To do -
All the entries need to be quoted exactly, apart from the pictures, which you should drop.

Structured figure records

=-=-=

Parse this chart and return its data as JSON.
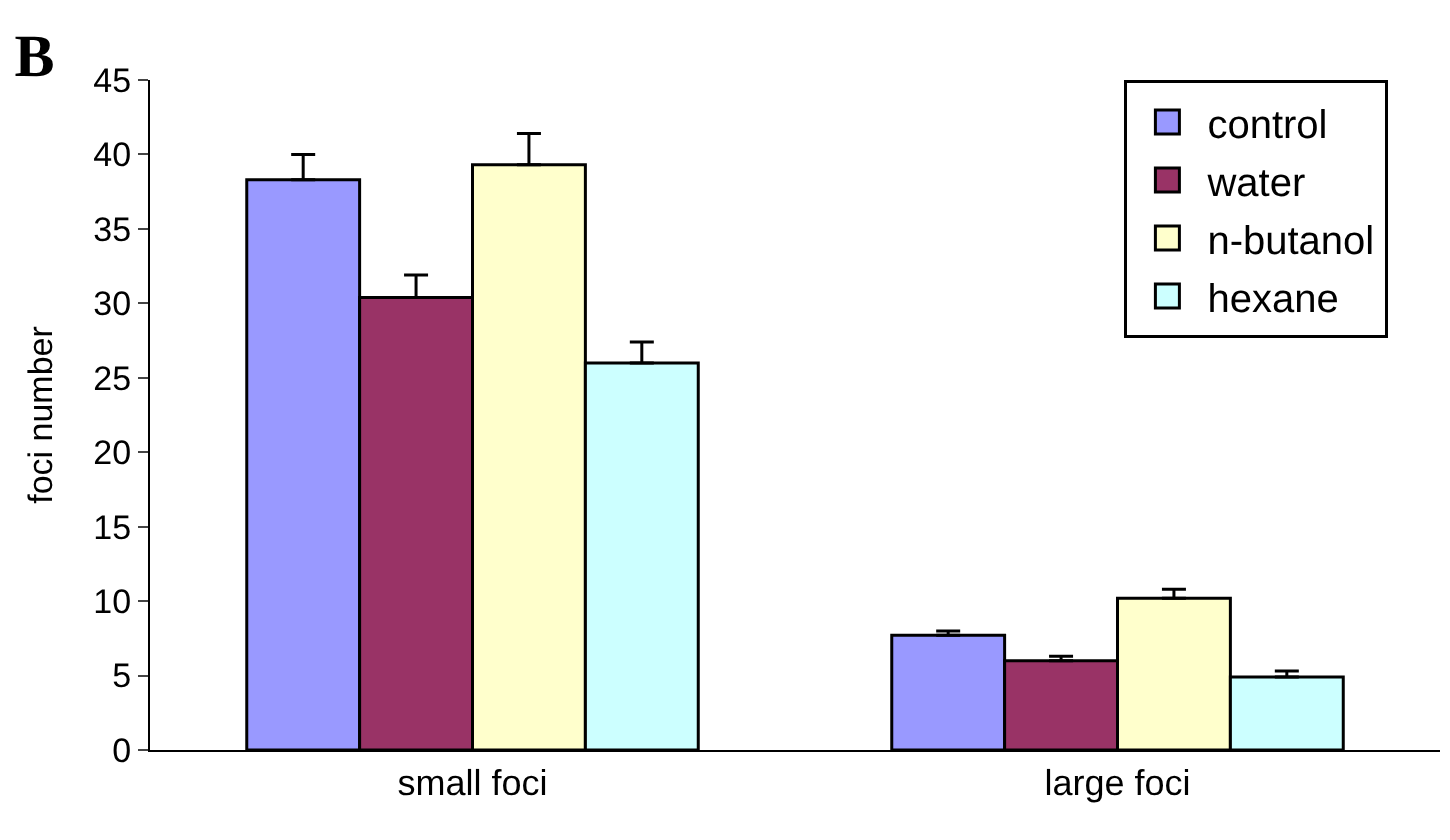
{
  "chart_data": {
    "type": "bar",
    "title": "B",
    "ylabel": "foci number",
    "categories": [
      "small foci",
      "large foci"
    ],
    "series": [
      {
        "name": "control",
        "color": "#9999ff",
        "values": [
          38.3,
          7.7
        ],
        "errors": [
          [
            38.3,
            40.0
          ],
          [
            7.7,
            8.0
          ]
        ]
      },
      {
        "name": "water",
        "color": "#993366",
        "values": [
          30.4,
          6.0
        ],
        "errors": [
          [
            30.4,
            31.9
          ],
          [
            6.0,
            6.3
          ]
        ]
      },
      {
        "name": "n-butanol",
        "color": "#ffffcc",
        "values": [
          39.3,
          10.2
        ],
        "errors": [
          [
            39.3,
            41.4
          ],
          [
            10.2,
            10.8
          ]
        ]
      },
      {
        "name": "hexane",
        "color": "#ccffff",
        "values": [
          26.0,
          4.9
        ],
        "errors": [
          [
            26.0,
            27.4
          ],
          [
            4.9,
            5.3
          ]
        ]
      }
    ],
    "ylim": [
      0,
      45
    ],
    "yticks": [
      0,
      5,
      10,
      15,
      20,
      25,
      30,
      35,
      40,
      45
    ],
    "legend": "top right"
  }
}
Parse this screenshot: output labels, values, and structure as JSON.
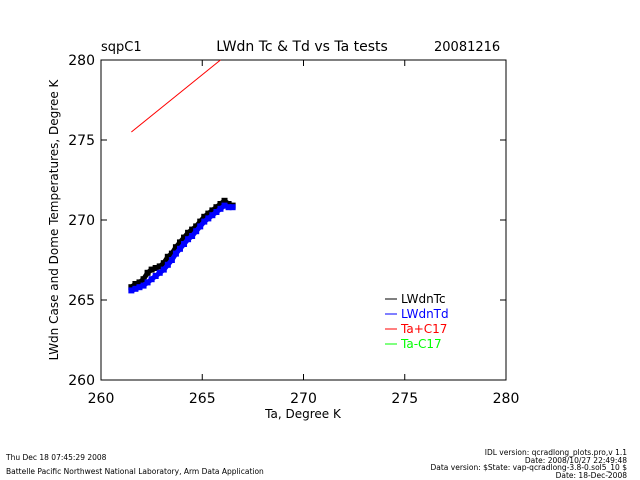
{
  "chart_data": {
    "type": "scatter",
    "site": "sqpC1",
    "title": "LWdn Tc & Td vs Ta tests",
    "date": "20081216",
    "xlabel": "Ta, Degree K",
    "ylabel": "LWdn Case and Dome Temperatures, Degree K",
    "xlim": [
      260,
      280
    ],
    "ylim": [
      260,
      280
    ],
    "xticks": [
      260,
      265,
      270,
      275,
      280
    ],
    "yticks": [
      260,
      265,
      270,
      275,
      280
    ],
    "legend_position": "right",
    "series": [
      {
        "name": "LWdnTc",
        "color": "#000000",
        "kind": "points",
        "x": [
          261.5,
          261.7,
          261.9,
          262.1,
          262.3,
          262.5,
          262.7,
          262.9,
          263.1,
          263.3,
          263.5,
          263.7,
          263.9,
          264.1,
          264.3,
          264.5,
          264.7,
          264.9,
          265.1,
          265.3,
          265.5,
          265.7,
          265.9,
          266.1,
          266.3,
          266.5
        ],
        "y": [
          265.8,
          266.0,
          266.1,
          266.3,
          266.7,
          266.9,
          267.0,
          267.1,
          267.3,
          267.7,
          267.9,
          268.3,
          268.6,
          268.9,
          269.2,
          269.4,
          269.6,
          269.9,
          270.2,
          270.4,
          270.6,
          270.8,
          271.0,
          271.2,
          271.0,
          270.9
        ]
      },
      {
        "name": "LWdnTd",
        "color": "#0000ff",
        "kind": "points",
        "x": [
          261.5,
          261.7,
          261.9,
          262.1,
          262.3,
          262.5,
          262.7,
          262.9,
          263.1,
          263.3,
          263.5,
          263.7,
          263.9,
          264.1,
          264.3,
          264.5,
          264.7,
          264.9,
          265.1,
          265.3,
          265.5,
          265.7,
          265.9,
          266.1,
          266.3,
          266.5
        ],
        "y": [
          265.6,
          265.7,
          265.8,
          265.9,
          266.1,
          266.3,
          266.5,
          266.7,
          266.9,
          267.2,
          267.5,
          267.9,
          268.2,
          268.5,
          268.8,
          269.0,
          269.3,
          269.6,
          269.9,
          270.1,
          270.3,
          270.5,
          270.7,
          270.9,
          270.8,
          270.8
        ]
      },
      {
        "name": "Ta+C17",
        "color": "#ff0000",
        "kind": "line",
        "x": [
          261.5,
          265.9
        ],
        "y": [
          275.5,
          280.0
        ]
      },
      {
        "name": "Ta-C17",
        "color": "#00ff00",
        "kind": "line",
        "x": [],
        "y": []
      }
    ]
  },
  "footer": {
    "timestamp": "Thu Dec 18 07:45:29 2008",
    "org": "Battelle Pacific Northwest National Laboratory, Arm Data Application",
    "idl_version": "IDL version: qcradlong_plots.pro,v 1.1",
    "idl_date": "Date: 2008/10/27 22:49:48",
    "data_version": "Data version: $State: vap-qcradlong-3.8-0.sol5_10 $",
    "data_date": "Date: 18-Dec-2008"
  }
}
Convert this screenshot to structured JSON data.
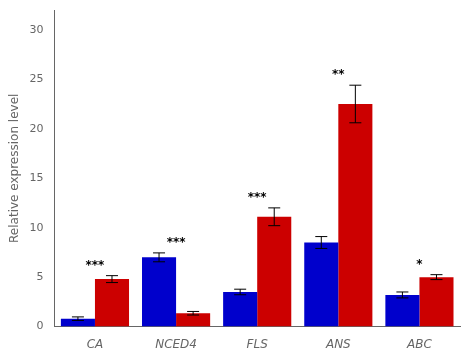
{
  "chart_data": {
    "type": "bar",
    "categories": [
      "CA",
      "NCED4",
      "FLS",
      "ANS",
      "ABC"
    ],
    "series": [
      {
        "color": "#0000cc",
        "values": [
          0.8,
          7.0,
          3.5,
          8.5,
          3.2
        ],
        "errors": [
          0.18,
          0.45,
          0.28,
          0.6,
          0.3
        ]
      },
      {
        "color": "#cc0000",
        "values": [
          4.8,
          1.35,
          11.1,
          22.5,
          5.0
        ],
        "errors": [
          0.35,
          0.18,
          0.9,
          1.9,
          0.25
        ]
      }
    ],
    "ylabel": "Relative expression level",
    "ylim": [
      0,
      32
    ],
    "yticks": [
      0,
      5,
      10,
      15,
      20,
      25,
      30
    ],
    "annotations": [
      "***",
      "***",
      "***",
      "**",
      "*"
    ],
    "grid": false
  }
}
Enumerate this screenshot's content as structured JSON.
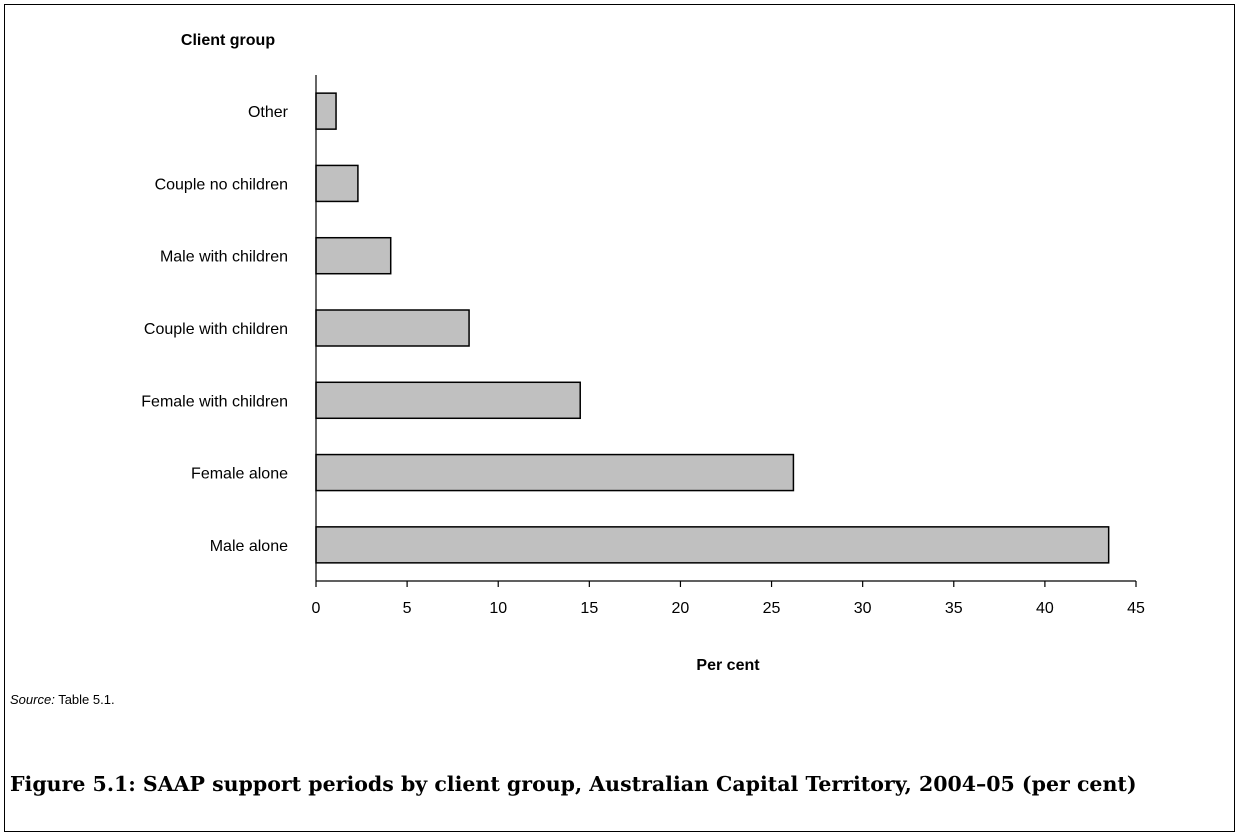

=-=-=

The result -
Parse this chart and return its data as JSON.
{
  "chart_data": {
    "type": "bar",
    "title": "B",
    "ylabel": "foci number",
    "categories": [
      "small foci",
      "large foci"
    ],
    "series": [
      {
        "name": "control",
        "color": "#9999ff",
        "values": [
          38.3,
          7.7
        ],
        "errors": [
          [
            38.3,
            40.0
          ],
          [
            7.7,
            8.0
          ]
        ]
      },
      {
        "name": "water",
        "color": "#993366",
        "values": [
          30.4,
          6.0
        ],
        "errors": [
          [
            30.4,
            31.9
          ],
          [
            6.0,
            6.3
          ]
        ]
      },
      {
        "name": "n-butanol",
        "color": "#ffffcc",
        "values": [
          39.3,
          10.2
        ],
        "errors": [
          [
            39.3,
            41.4
          ],
          [
            10.2,
            10.8
          ]
        ]
      },
      {
        "name": "hexane",
        "color": "#ccffff",
        "values": [
          26.0,
          4.9
        ],
        "errors": [
          [
            26.0,
            27.4
          ],
          [
            4.9,
            5.3
          ]
        ]
      }
    ],
    "ylim": [
      0,
      45
    ],
    "yticks": [
      0,
      5,
      10,
      15,
      20,
      25,
      30,
      35,
      40,
      45
    ],
    "legend": "top right"
  }
}
Parse this screenshot: output labels, values, and structure as JSON.
{
  "chart_data": {
    "type": "scatter",
    "site": "sqpC1",
    "title": "LWdn Tc & Td vs Ta tests",
    "date": "20081216",
    "xlabel": "Ta, Degree K",
    "ylabel": "LWdn Case and Dome Temperatures, Degree K",
    "xlim": [
      260,
      280
    ],
    "ylim": [
      260,
      280
    ],
    "xticks": [
      260,
      265,
      270,
      275,
      280
    ],
    "yticks": [
      260,
      265,
      270,
      275,
      280
    ],
    "legend_position": "right",
    "series": [
      {
        "name": "LWdnTc",
        "color": "#000000",
        "kind": "points",
        "x": [
          261.5,
          261.7,
          261.9,
          262.1,
          262.3,
          262.5,
          262.7,
          262.9,
          263.1,
          263.3,
          263.5,
          263.7,
          263.9,
          264.1,
          264.3,
          264.5,
          264.7,
          264.9,
          265.1,
          265.3,
          265.5,
          265.7,
          265.9,
          266.1,
          266.3,
          266.5
        ],
        "y": [
          265.8,
          266.0,
          266.1,
          266.3,
          266.7,
          266.9,
          267.0,
          267.1,
          267.3,
          267.7,
          267.9,
          268.3,
          268.6,
          268.9,
          269.2,
          269.4,
          269.6,
          269.9,
          270.2,
          270.4,
          270.6,
          270.8,
          271.0,
          271.2,
          271.0,
          270.9
        ]
      },
      {
        "name": "LWdnTd",
        "color": "#0000ff",
        "kind": "points",
        "x": [
          261.5,
          261.7,
          261.9,
          262.1,
          262.3,
          262.5,
          262.7,
          262.9,
          263.1,
          263.3,
          263.5,
          263.7,
          263.9,
          264.1,
          264.3,
          264.5,
          264.7,
          264.9,
          265.1,
          265.3,
          265.5,
          265.7,
          265.9,
          266.1,
          266.3,
          266.5
        ],
        "y": [
          265.6,
          265.7,
          265.8,
          265.9,
          266.1,
          266.3,
          266.5,
          266.7,
          266.9,
          267.2,
          267.5,
          267.9,
          268.2,
          268.5,
          268.8,
          269.0,
          269.3,
          269.6,
          269.9,
          270.1,
          270.3,
          270.5,
          270.7,
          270.9,
          270.8,
          270.8
        ]
      },
      {
        "name": "Ta+C17",
        "color": "#ff0000",
        "kind": "line",
        "x": [
          261.5,
          265.9
        ],
        "y": [
          275.5,
          280.0
        ]
      },
      {
        "name": "Ta-C17",
        "color": "#00ff00",
        "kind": "line",
        "x": [],
        "y": []
      }
    ]
  },
  "footer": {
    "timestamp": "Thu Dec 18 07:45:29 2008",
    "org": "Battelle Pacific Northwest National Laboratory, Arm Data Application",
    "idl_version": "IDL version: qcradlong_plots.pro,v 1.1",
    "idl_date": "Date: 2008/10/27 22:49:48",
    "data_version": "Data version: $State: vap-qcradlong-3.8-0.sol5_10 $",
    "data_date": "Date: 18-Dec-2008"
  }
}
Convert this screenshot to structured JSON data.
{
  "chart_data": {
    "type": "bar",
    "categories": [
      "CA",
      "NCED4",
      "FLS",
      "ANS",
      "ABC"
    ],
    "series": [
      {
        "color": "#0000cc",
        "values": [
          0.8,
          7.0,
          3.5,
          8.5,
          3.2
        ],
        "errors": [
          0.18,
          0.45,
          0.28,
          0.6,
          0.3
        ]
      },
      {
        "color": "#cc0000",
        "values": [
          4.8,
          1.35,
          11.1,
          22.5,
          5.0
        ],
        "errors": [
          0.35,
          0.18,
          0.9,
          1.9,
          0.25
        ]
      }
    ],
    "ylabel": "Relative expression level",
    "ylim": [
      0,
      32
    ],
    "yticks": [
      0,
      5,
      10,
      15,
      20,
      25,
      30
    ],
    "annotations": [
      "***",
      "***",
      "***",
      "**",
      "*"
    ],
    "grid": false
  }
}
Enumerate this screenshot's content as structured JSON.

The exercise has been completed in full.